=== Source text ===
+++++

I think it'd be best if you tried to looked around micro center for the parts in the example build. If you don't find the exact parts, swap to something similar and then we'll discuss your choices
And you want him to drive there twice?!

Here's the September Specials. Page 27 is the one with all the good deals. There's a good ASRock micro-ATX if you don't mind that, for example, or a good ASUS.
 
I like the MSI GPU. Mainly because I have a 460 that looks just like that. 😎 You might want to switch to this PSU (for a couple bucks less!) if you get it, though; it takes a little more power than the AMDs do.

The MSI Military Class boards, on the other hand, have some surprisingly bad reviews. What are you looking for from them that you aren't getting from ASRock? Two PCIe x16 slots for SLI?
 
Unfortunately, the parts that my local Micro Center has the best discounts on are in-store only. Since I'd be spending additional money on fuel for a 3 hour drive there and back, that would lessen the savings considerably enough to make the whole trip rather pointless.

I was wondering what you guys thought of two modifications I made to the mobo and GPU, though:

http://www.newegg.com/Product/Produc...82E16814127565
http://www.newegg.com/Product/Produc...82E16813130573

As for the GPU, I'd rather have a 6950 2GB with normal cooling than a 6950 1GB with fancy cooling.

The mobo is no great shakes either. I agree with Ken and Takumi, what need doesn't the Pro3 fill? If there is one, the ASRock Extreme3 is the next logical upgrade from the Pro3.

+++++

=== Supplied records ===
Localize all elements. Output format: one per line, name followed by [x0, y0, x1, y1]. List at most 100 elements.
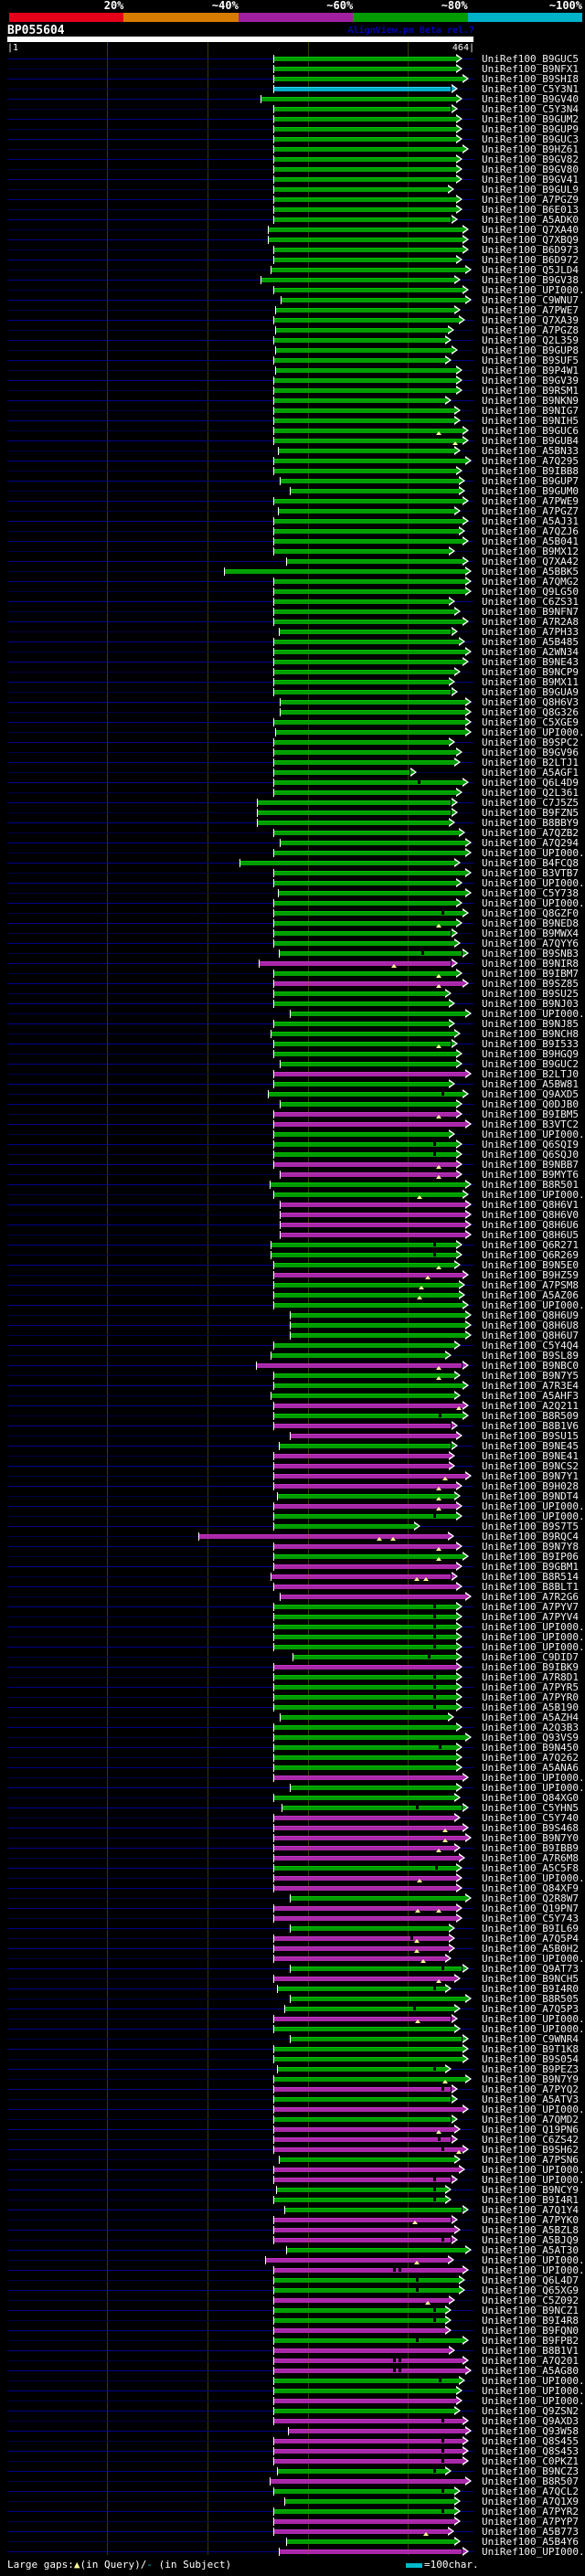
arrowhead-icon-fill	[453, 1493, 459, 1499]
hit-label: UniRef100_B9SPC2	[482, 737, 579, 748]
hsp-start-tick	[273, 2055, 275, 2063]
hit-label: UniRef100_A5B4Y6	[482, 2536, 579, 2548]
hit-label: UniRef100_B9HZ61	[482, 143, 579, 155]
hsp-start-tick	[273, 1271, 275, 1279]
subject-gap-marker	[432, 2198, 436, 2201]
arrowhead-icon-fill	[464, 1322, 470, 1328]
subject-gap-marker	[432, 1635, 436, 1638]
hsp-start-tick	[273, 2357, 275, 2365]
row-guide-line	[7, 2340, 473, 2341]
key-segment-4	[353, 13, 468, 22]
row-guide-line	[7, 883, 473, 884]
row-guide-line	[7, 1657, 473, 1658]
arrowhead-icon-fill	[453, 2408, 459, 2413]
subject-gap-marker	[441, 911, 444, 915]
hsp-start-tick	[270, 1181, 271, 1189]
arrowhead-icon-fill	[462, 558, 467, 564]
row-guide-line	[7, 2240, 473, 2241]
arrowhead-icon-fill	[464, 840, 470, 845]
hit-label: UniRef100_Q8S453	[482, 2445, 579, 2457]
arrowhead-icon-fill	[462, 227, 467, 232]
hit-bar	[274, 2369, 465, 2373]
arrowhead-icon-fill	[448, 1714, 453, 1720]
hit-label: UniRef100_A5AJ31	[482, 515, 579, 527]
hsp-start-tick	[273, 638, 275, 646]
subject-gap-marker	[392, 2369, 396, 2372]
hit-label: UniRef100_B9SUF5	[482, 355, 579, 366]
arrowhead-icon-fill	[459, 2277, 464, 2283]
hit-bar	[274, 2017, 452, 2021]
hit-bar	[286, 559, 463, 564]
arrowhead-icon-fill	[444, 2066, 450, 2072]
hsp-start-tick	[279, 1211, 281, 1219]
arrowhead-icon-fill	[462, 981, 467, 986]
hsp-start-tick	[273, 2528, 275, 2536]
arrowhead-icon-fill	[464, 588, 470, 594]
hsp-start-tick	[273, 75, 275, 83]
hsp-start-tick	[277, 507, 279, 515]
hit-label: UniRef100_A7R3E4	[482, 1380, 579, 1392]
hit-bar	[274, 2097, 452, 2102]
hit-bar	[274, 1585, 456, 1589]
hit-label: UniRef100_B9NE45	[482, 1440, 579, 1452]
hsp-start-tick	[273, 2377, 275, 2385]
query-gap-marker	[436, 924, 442, 928]
arrowhead-icon-fill	[462, 910, 467, 916]
hit-label: UniRef100_Q19PN6	[482, 2124, 579, 2136]
hsp-start-tick	[273, 779, 275, 787]
row-guide-line	[7, 320, 473, 321]
hit-label: UniRef100_A5AGF1	[482, 767, 579, 779]
hit-bar	[274, 1082, 450, 1087]
row-guide-line	[7, 1124, 473, 1125]
hit-bar	[274, 157, 456, 162]
hit-label: UniRef100_Q19PN7	[482, 1903, 579, 1914]
hit-bar	[274, 1866, 456, 1871]
hsp-start-tick	[292, 1653, 294, 1661]
hit-label: UniRef100_B9IBM5	[482, 1108, 579, 1120]
row-guide-line	[7, 521, 473, 522]
arrowhead-icon-fill	[462, 2458, 467, 2464]
row-guide-line	[7, 1023, 473, 1024]
hit-label: UniRef100_A5B773	[482, 2526, 579, 2538]
subject-gap-marker	[438, 2137, 441, 2141]
hit-bar	[274, 1755, 456, 1760]
arrowhead-icon-fill	[462, 1383, 467, 1388]
hit-bar	[274, 1705, 456, 1710]
hit-label: UniRef100_B9GV39	[482, 375, 579, 387]
row-guide-line	[7, 641, 473, 642]
hsp-start-tick	[273, 899, 275, 907]
hit-label: UniRef100_UPI000..	[482, 2546, 585, 2558]
query-gap-marker	[414, 1577, 420, 1581]
hsp-start-tick	[273, 1754, 275, 1762]
hit-bar	[274, 2228, 454, 2232]
hit-label: UniRef100_C5XGE9	[482, 716, 579, 728]
hit-bar	[274, 1796, 454, 1800]
hit-label: UniRef100_Q9AXD5	[482, 1088, 579, 1100]
hit-label: UniRef100_B9SU25	[482, 988, 579, 1000]
hit-bar	[274, 167, 456, 172]
hit-bar	[274, 1846, 454, 1850]
subject-gap-marker	[416, 2338, 420, 2342]
row-guide-line	[7, 2099, 473, 2100]
hit-bar	[274, 1484, 456, 1489]
hit-bar	[285, 2499, 454, 2504]
hit-bar	[280, 700, 465, 705]
hit-bar	[274, 1665, 456, 1670]
row-guide-line	[7, 481, 473, 482]
arrowhead-icon-fill	[462, 1272, 467, 1277]
hit-bar	[274, 1524, 414, 1529]
subject-gap-marker	[392, 2268, 396, 2272]
hit-label: UniRef100_B9SNB3	[482, 948, 579, 959]
hsp-start-tick	[273, 547, 275, 556]
hit-label: UniRef100_A7PGZ8	[482, 324, 579, 336]
arrowhead-icon-fill	[455, 2398, 461, 2403]
hit-label: UniRef100_UPI000..	[482, 2395, 585, 2407]
hit-bar	[274, 610, 454, 614]
query-gap-marker	[436, 1115, 442, 1118]
row-guide-line	[7, 2501, 473, 2502]
hit-bar	[274, 790, 456, 795]
hit-bar	[274, 1635, 456, 1639]
hit-label: UniRef100_B8R509	[482, 1410, 579, 1422]
hit-label: UniRef100_B9NCZ3	[482, 2465, 579, 2477]
hit-bar	[274, 87, 452, 91]
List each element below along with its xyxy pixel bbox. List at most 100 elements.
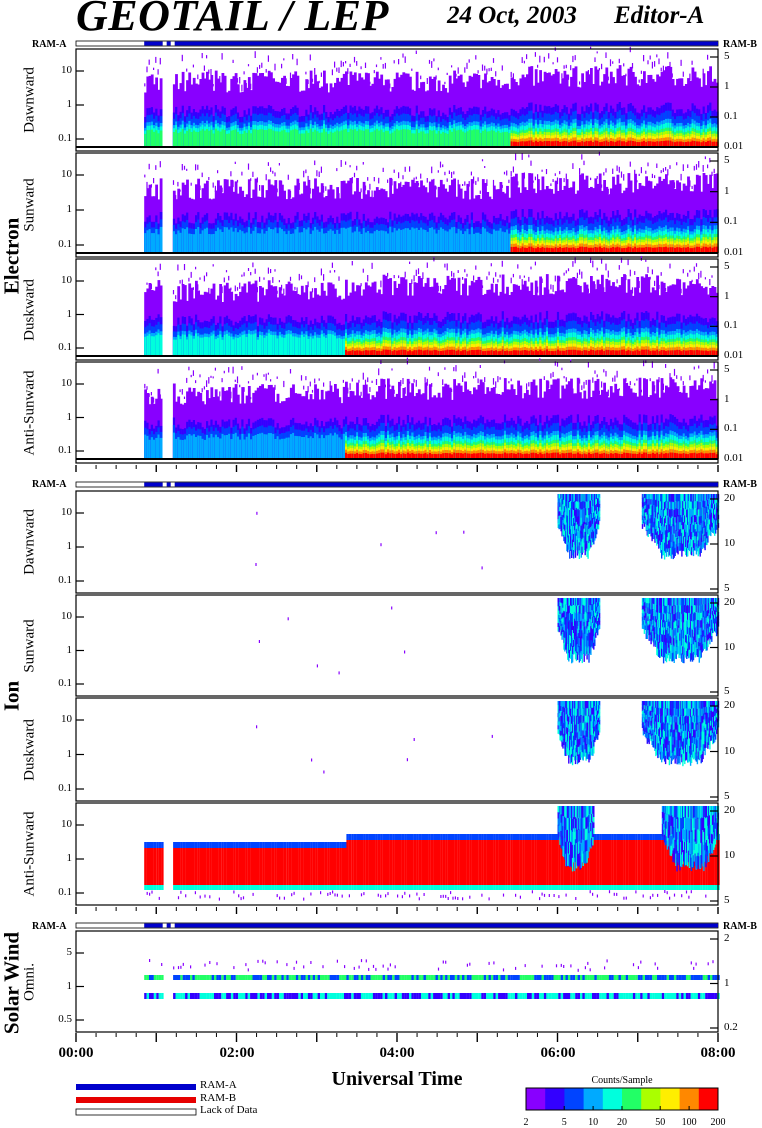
- spectrum-cell: [464, 231, 467, 253]
- spectrum-cell: [424, 133, 428, 147]
- spectrum-speck: [338, 276, 340, 281]
- spectrum-speck: [179, 280, 181, 284]
- spectrum-cell: [625, 247, 629, 253]
- spectrum-speck: [329, 270, 331, 273]
- spectrum-speck: [334, 61, 336, 68]
- spectrum-speck: [702, 165, 704, 172]
- spectrum-cell: [413, 350, 417, 356]
- spectrum-speck: [217, 170, 219, 174]
- spectrum-cell: [281, 130, 284, 147]
- spectrum-cell: [234, 337, 238, 356]
- spectrum-cell: [455, 130, 459, 147]
- spectrum-cell: [510, 141, 514, 147]
- spectrum-cell: [146, 335, 150, 356]
- spectrum-cell: [311, 131, 315, 147]
- spectrum-speck: [228, 275, 230, 281]
- spectrum-speck: [596, 176, 598, 179]
- spectrum-speck: [541, 169, 543, 172]
- spectrum-speck: [347, 68, 349, 74]
- spectrum-cell: [693, 141, 697, 147]
- spectrum-cell: [210, 335, 214, 356]
- spectrum-cell: [534, 140, 538, 147]
- spectrum-cell: [221, 129, 225, 147]
- spectrum-cell: [159, 130, 163, 147]
- spectrum-speck: [190, 182, 192, 186]
- spectrum-cell: [212, 334, 216, 356]
- spectrum-cell: [451, 131, 454, 147]
- spectrum-speck: [534, 176, 536, 181]
- spectrum-speck: [305, 169, 307, 174]
- spectrum-cell: [629, 140, 633, 147]
- spectrum-speck: [618, 58, 620, 64]
- spectrum-cell: [206, 227, 209, 253]
- spectrum-cell: [435, 233, 439, 253]
- spectrum-cell: [618, 140, 622, 147]
- spectrum-cell: [473, 233, 476, 253]
- spectrum-cell: [459, 230, 463, 253]
- spectrum-cell: [214, 231, 218, 253]
- spectrum-cell: [704, 142, 708, 147]
- spectrum-speck: [503, 171, 506, 175]
- spectrum-speck: [309, 54, 311, 61]
- spectrum-cell: [559, 247, 562, 253]
- spectrum-cell: [243, 334, 247, 356]
- spectrum-cell: [261, 335, 264, 356]
- spectrum-cell: [289, 234, 293, 253]
- spectrum-speck: [387, 179, 389, 183]
- spectrum-cell: [424, 230, 428, 253]
- spectrum-cell: [413, 133, 417, 147]
- spectrum-cell: [303, 336, 306, 356]
- spectrum-cell: [287, 132, 291, 147]
- spectrum-speck: [148, 59, 150, 65]
- spectrum-cell: [382, 132, 386, 147]
- spectrum-cell: [349, 350, 353, 356]
- spectrum-cell: [618, 247, 622, 253]
- spectrum-cell: [541, 246, 545, 253]
- spectrum-cell: [190, 335, 194, 356]
- spectrum-cell: [358, 129, 362, 147]
- spectrum-cell: [508, 233, 512, 253]
- spectrum-speck: [523, 60, 525, 64]
- spectrum-speck: [462, 277, 464, 280]
- spectrum-speck: [221, 53, 223, 60]
- spectrum-cell: [579, 246, 582, 253]
- spectrum-speck: [353, 172, 356, 178]
- spectrum-cell: [300, 334, 304, 356]
- spectrum-cell: [254, 333, 258, 356]
- spectrum-cell: [457, 129, 461, 147]
- spectrum-speck: [651, 173, 653, 178]
- spectrum-speck: [323, 186, 325, 193]
- spectrum-speck: [404, 271, 406, 278]
- spectrum-cell: [581, 141, 584, 147]
- spectrum-speck: [230, 171, 232, 177]
- spectrum-cell: [583, 141, 587, 147]
- spectrum-cell: [325, 131, 328, 147]
- spectrum-cell: [631, 141, 635, 147]
- spectrum-speck: [241, 84, 243, 92]
- spectrum-cell: [587, 141, 591, 147]
- ram-bar-ram-a: [144, 41, 718, 46]
- spectrum-speck: [259, 185, 261, 191]
- spectrum-speck: [612, 168, 614, 174]
- spectrum-cell: [338, 233, 342, 253]
- spectrum-speck: [625, 73, 627, 77]
- spectrum-speck: [704, 156, 706, 160]
- spectrum-cell: [263, 233, 267, 253]
- spectrum-cell: [373, 130, 377, 147]
- spectrum-cell: [567, 247, 571, 253]
- spectrum-cell: [252, 129, 256, 147]
- spectrum-cell: [314, 335, 317, 356]
- spectrum-cell: [565, 247, 569, 253]
- spectrum-cell: [574, 140, 578, 147]
- spectrum-cell: [334, 233, 337, 253]
- spectrum-speck: [157, 69, 159, 75]
- spectrum-cell: [217, 227, 220, 253]
- spectrum-cell: [254, 226, 258, 253]
- spectrum-cell: [526, 248, 529, 253]
- spectrum-cell: [239, 336, 242, 356]
- spectrum-cell: [320, 132, 324, 147]
- spectrum-speck: [413, 177, 415, 184]
- spectrum-speck: [654, 175, 656, 179]
- spectrum-cell: [210, 234, 214, 253]
- spectrum-speck: [323, 274, 325, 281]
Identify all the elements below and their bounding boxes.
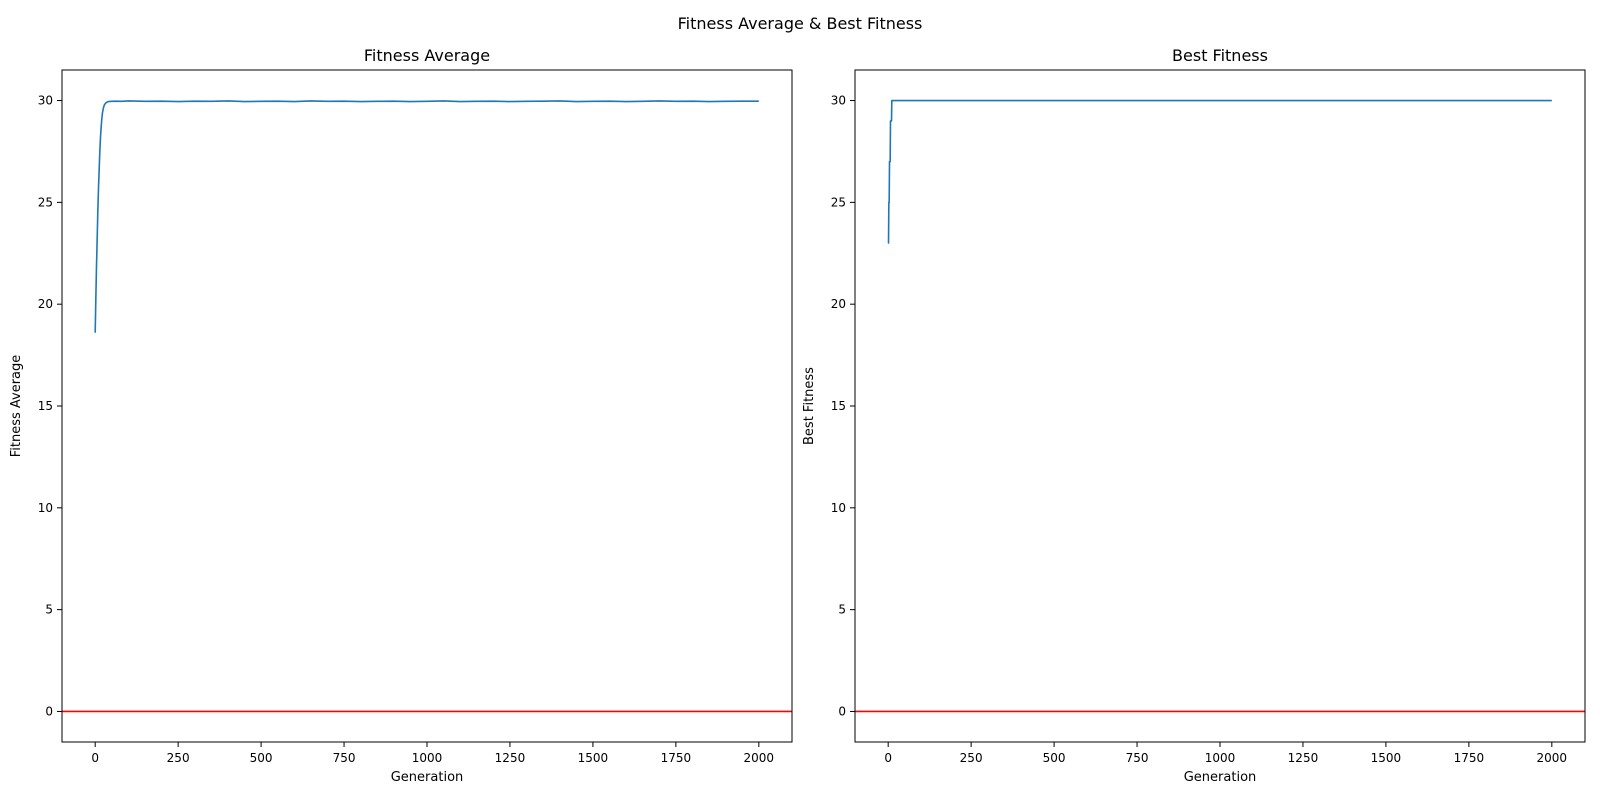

+++++

=== What you will do ===
Write out the forum thread again, starting with "I was wondering" and going on through "from the Pro3.", and replace "mobo" with "motherboard" throughout that stretch. The lines are separate material and have no connection to the forum thread.

=== Written response ===
I was wondering what you guys thought of two modifications I made to the motherboard and GPU, though:

http://www.newegg.com/Product/Produc...82E16814127565
http://www.newegg.com/Product/Produc...82E16813130573

As for the GPU, I'd rather have a 6950 2GB with normal cooling than a 6950 1GB with fancy cooling.

The motherboard is no great shakes either. I agree with Ken and Takumi, what need doesn't the Pro3 fill? If there is one, the ASRock Extreme3 is the next logical upgrade from the Pro3.